[Annotated element listings]
★ ★ ★

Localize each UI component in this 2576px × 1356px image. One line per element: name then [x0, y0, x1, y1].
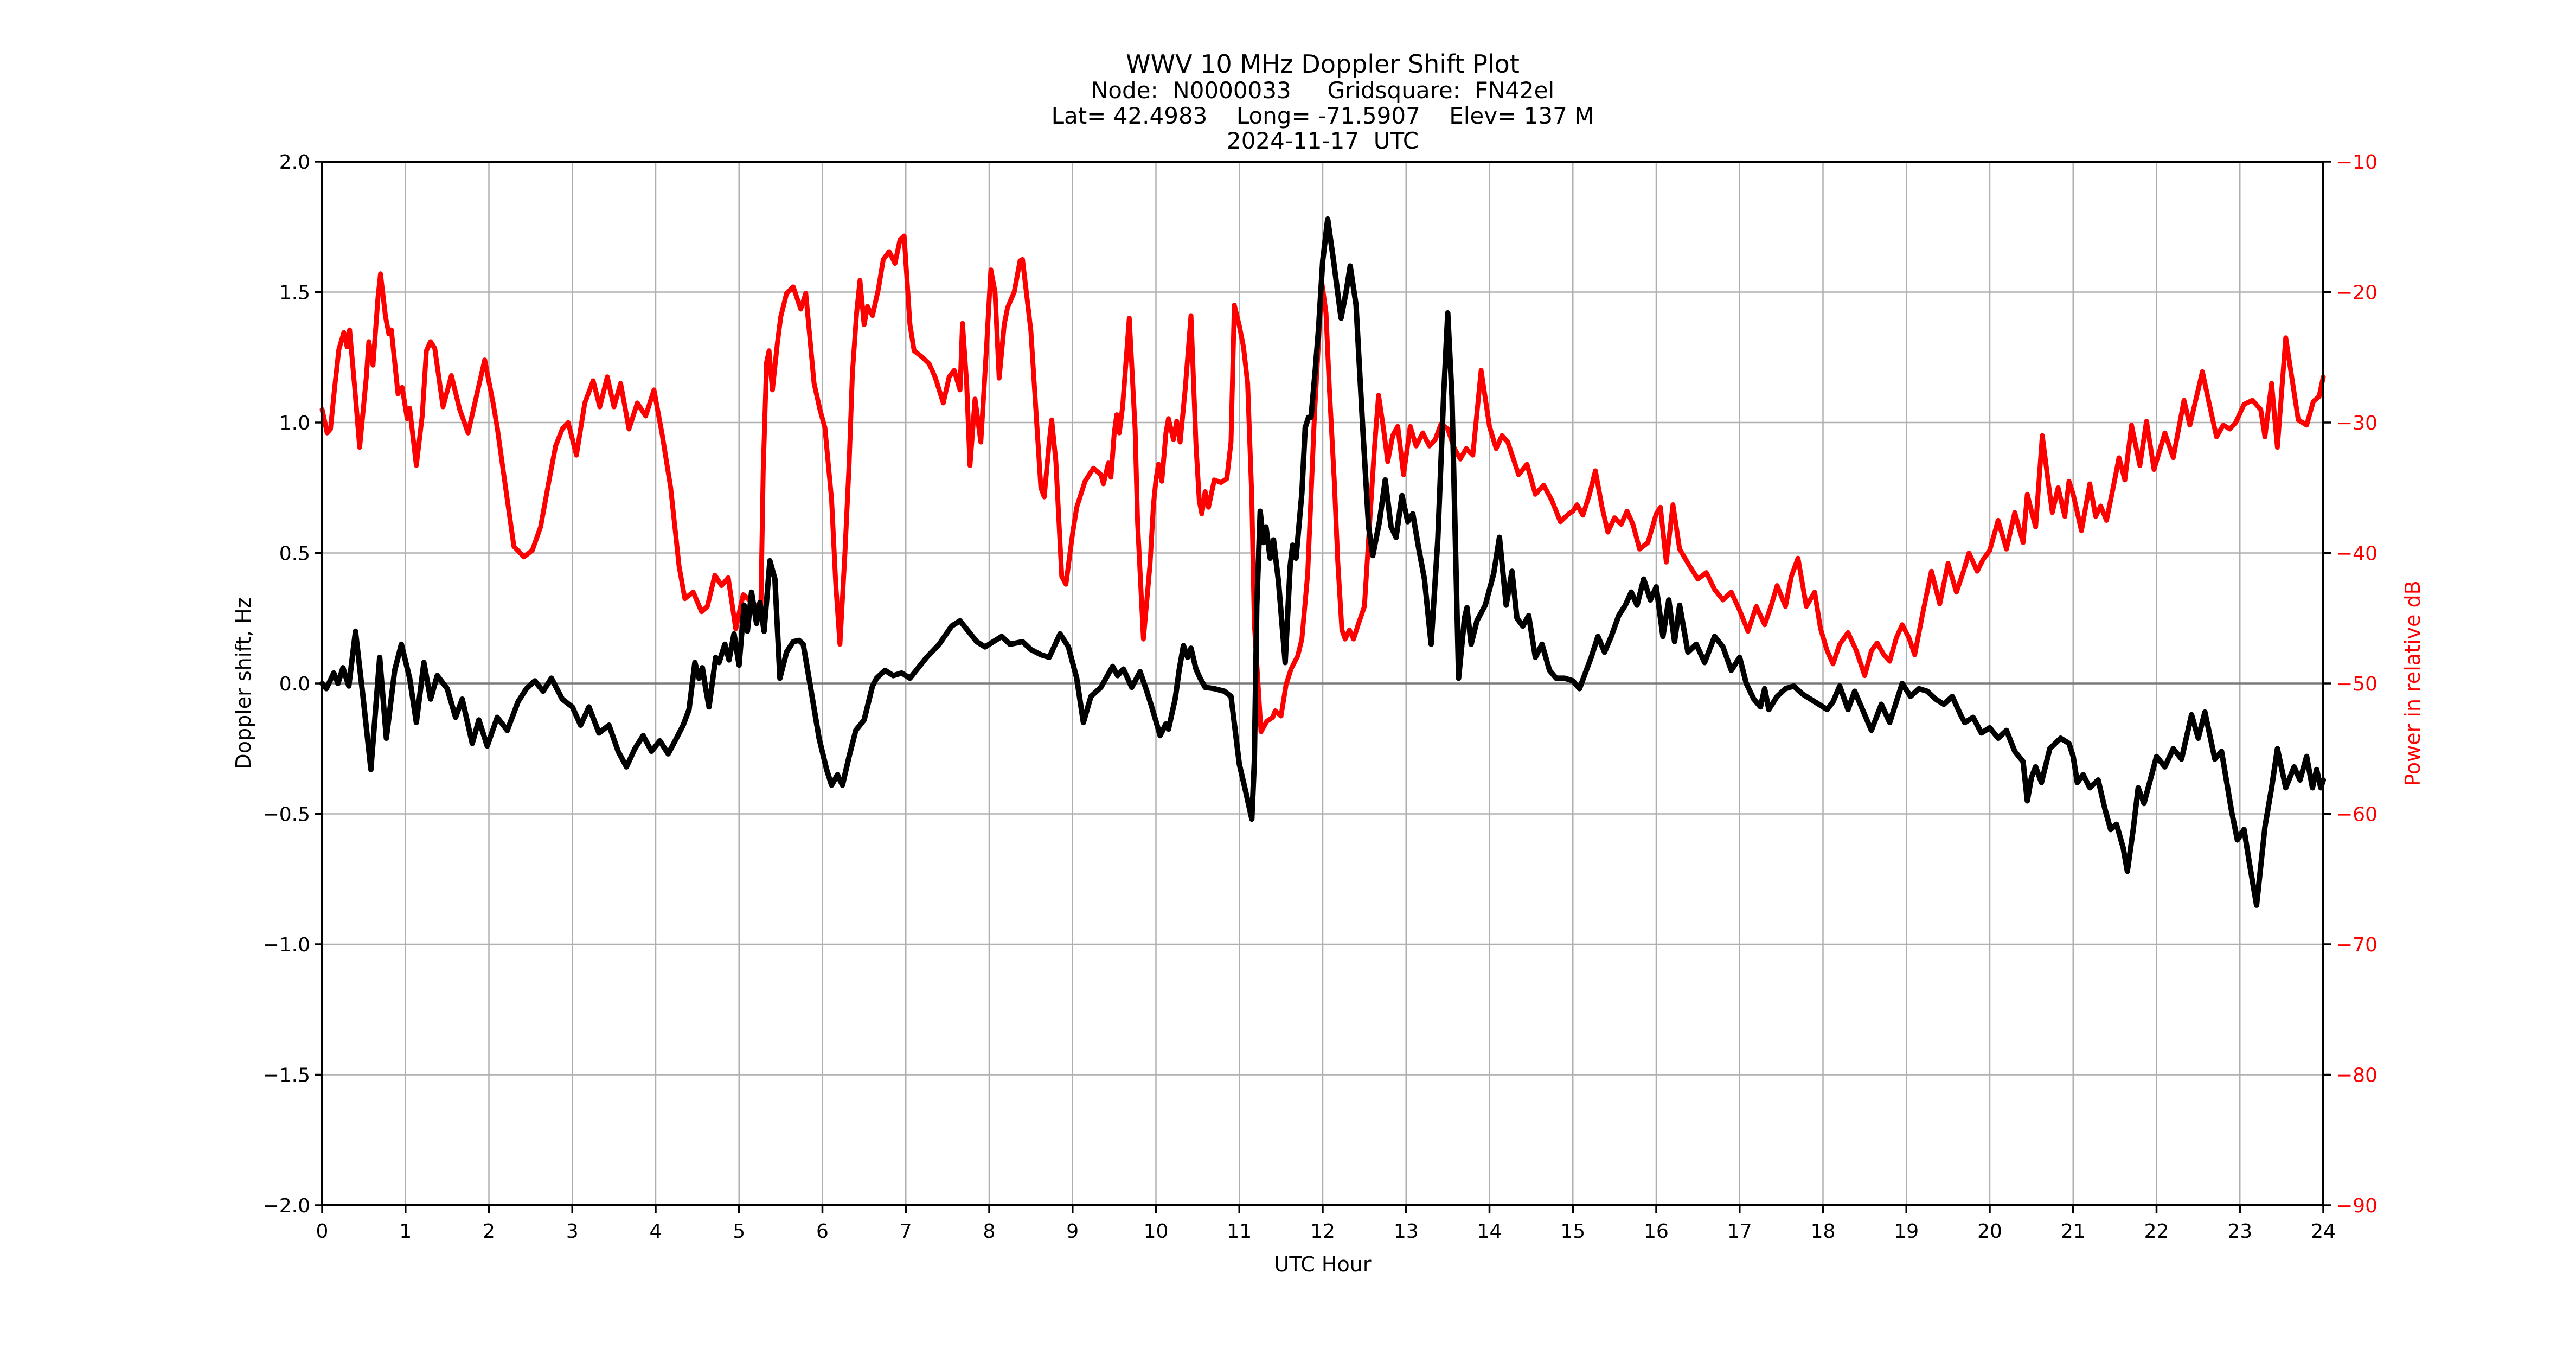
x-tick-label: 16: [1644, 1220, 1669, 1243]
y-right-tick-label: −40: [2336, 543, 2378, 565]
x-tick-label: 14: [1477, 1220, 1502, 1243]
y-left-tick-label: −1.5: [263, 1065, 310, 1087]
curve-layer: [319, 216, 2326, 908]
y-left-tick-label: −1.0: [263, 934, 310, 956]
x-tick-label: 7: [900, 1220, 912, 1243]
chart-subtitle-node: Node: N0000033 Gridsquare: FN42el: [1091, 77, 1554, 104]
doppler-curve: [319, 216, 2326, 908]
x-tick-label: 2: [483, 1220, 495, 1243]
y-right-tick-label: −90: [2336, 1195, 2378, 1217]
x-tick-label: 11: [1227, 1220, 1252, 1243]
y-left-axis-label: Doppler shift, Hz: [232, 597, 255, 769]
chart-subtitle-location: Lat= 42.4983 Long= -71.5907 Elev= 137 M: [1052, 103, 1594, 129]
x-tick-label: 22: [2144, 1220, 2169, 1243]
power-curve: [319, 233, 2326, 734]
y-left-tick-label: 1.5: [279, 282, 310, 304]
y-left-tick-label: 2.0: [279, 151, 310, 174]
chart-title: WWV 10 MHz Doppler Shift Plot: [1126, 49, 1520, 79]
chart-subtitle-date: 2024-11-17 UTC: [1227, 127, 1419, 154]
x-tick-label: 23: [2227, 1220, 2252, 1243]
x-tick-label: 8: [983, 1220, 996, 1243]
y-right-tick-label: −70: [2336, 934, 2378, 956]
y-right-tick-label: −60: [2336, 804, 2378, 826]
x-tick-label: 5: [733, 1220, 745, 1243]
y-right-axis-label: Power in relative dB: [2401, 580, 2425, 786]
x-tick-label: 3: [566, 1220, 579, 1243]
y-left-tick-label: 0.0: [279, 673, 310, 695]
y-right-tick-label: −80: [2336, 1065, 2378, 1087]
x-tick-label: 10: [1144, 1220, 1169, 1243]
x-tick-label: 21: [2061, 1220, 2086, 1243]
x-tick-label: 17: [1727, 1220, 1752, 1243]
x-tick-label: 6: [816, 1220, 829, 1243]
x-tick-label: 15: [1560, 1220, 1585, 1243]
x-tick-label: 18: [1811, 1220, 1836, 1243]
tick-layer: 0 1 2 3 4 5 6 7 8 9 10 11 12 13 14 15 16 17 18 19 20 21 22 23 24…: [263, 151, 2378, 1243]
x-tick-label: 0: [316, 1220, 329, 1243]
x-tick-label: 4: [650, 1220, 662, 1243]
grid-layer: [321, 161, 2324, 1206]
x-tick-label: 13: [1394, 1220, 1419, 1243]
y-left-tick-label: −0.5: [263, 804, 310, 826]
y-right-tick-label: −50: [2336, 673, 2378, 695]
y-left-tick-label: 1.0: [279, 412, 310, 434]
y-left-tick-label: 0.5: [279, 543, 310, 565]
x-axis-label: UTC Hour: [1274, 1252, 1372, 1276]
x-tick-label: 20: [1977, 1220, 2002, 1243]
y-left-tick-label: −2.0: [263, 1195, 310, 1217]
x-tick-label: 12: [1310, 1220, 1335, 1243]
y-right-tick-label: −30: [2336, 412, 2378, 434]
y-right-tick-label: −20: [2336, 282, 2378, 304]
x-tick-label: 19: [1894, 1220, 1919, 1243]
x-tick-label: 9: [1066, 1220, 1079, 1243]
x-tick-label: 1: [399, 1220, 412, 1243]
y-right-tick-label: −10: [2336, 151, 2378, 174]
x-tick-label: 24: [2311, 1220, 2336, 1243]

★ ★ ★

Work instructions: Reproduce verbatim the lines of the material above, beginning with the line that contains "x-tick-label: 16: [1644, 1220, 1669, 1243]" and continuing through the line that contains "y-left-tick-label: 2.0: [279, 151, 310, 174]", with both of those lines included.

Correct answer:
x-tick-label: 16: [1644, 1220, 1669, 1243]
y-right-tick-label: −40: [2336, 543, 2378, 565]
x-tick-label: 14: [1477, 1220, 1502, 1243]
y-left-tick-label: −1.5: [263, 1065, 310, 1087]
curve-layer: [319, 216, 2326, 908]
y-left-tick-label: −1.0: [263, 934, 310, 956]
x-tick-label: 7: [900, 1220, 912, 1243]
chart-subtitle-node: Node: N0000033 Gridsquare: FN42el: [1091, 77, 1554, 104]
doppler-curve: [319, 216, 2326, 908]
x-tick-label: 2: [483, 1220, 495, 1243]
y-right-tick-label: −90: [2336, 1195, 2378, 1217]
x-tick-label: 11: [1227, 1220, 1252, 1243]
y-left-axis-label: Doppler shift, Hz: [232, 597, 255, 769]
chart-subtitle-location: Lat= 42.4983 Long= -71.5907 Elev= 137 M: [1052, 103, 1594, 129]
x-tick-label: 22: [2144, 1220, 2169, 1243]
power-curve: [319, 233, 2326, 734]
y-left-tick-label: 1.5: [279, 282, 310, 304]
y-left-tick-label: 2.0: [279, 151, 310, 174]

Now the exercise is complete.